Data records:
>> BEGIN

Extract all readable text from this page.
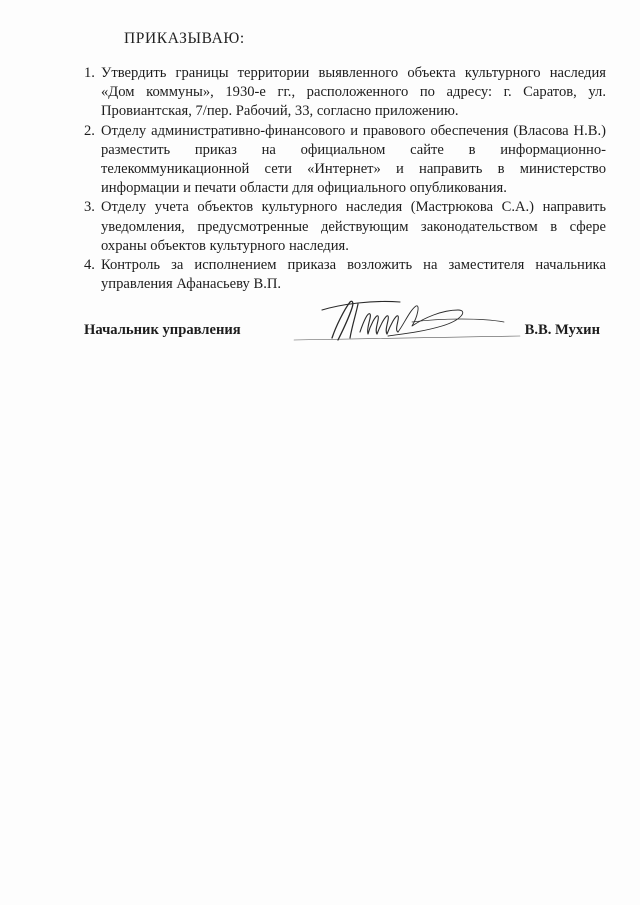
ПРИКАЗЫВАЮ:
1. Утвердить границы территории выявленного объекта культурного наследия «Дом коммуны», 1930-е гг., расположенного по адресу: г. Саратов, ул. Провиантская, 7/пер. Рабочий, 33, согласно приложению.
2. Отделу административно-финансового и правового обеспечения (Власова Н.В.) разместить приказ на официальном сайте в информационно-телекоммуникационной сети «Интернет» и направить в министерство информации и печати области для официального опубликования.
3. Отделу учета объектов культурного наследия (Мастрюкова С.А.) направить уведомления, предусмотренные действующим законодательством в сфере охраны объектов культурного наследия.
4. Контроль за исполнением приказа возложить на заместителя начальника управления Афанасьеву В.П.
Начальник управления	В.В. Мухин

>> END

### WHAT TO PRODUCE
Copy the entries above faithfully and omit every image.

### EXERCISE SOLUTION
Extract all readable text from this page.
ПРИКАЗЫВАЮ:
1. Утвердить границы территории выявленного объекта культурного наследия «Дом коммуны», 1930-е гг., расположенного по адресу: г. Саратов, ул. Провиантская, 7/пер. Рабочий, 33, согласно приложению.
2. Отделу административно-финансового и правового обеспечения (Власова Н.В.) разместить приказ на официальном сайте в информационно-телекоммуникационной сети «Интернет» и направить в министерство информации и печати области для официального опубликования.
3. Отделу учета объектов культурного наследия (Мастрюкова С.А.) направить уведомления, предусмотренные действующим законодательством в сфере охраны объектов культурного наследия.
4. Контроль за исполнением приказа возложить на заместителя начальника управления Афанасьеву В.П.
Начальник управления	В.В. Мухин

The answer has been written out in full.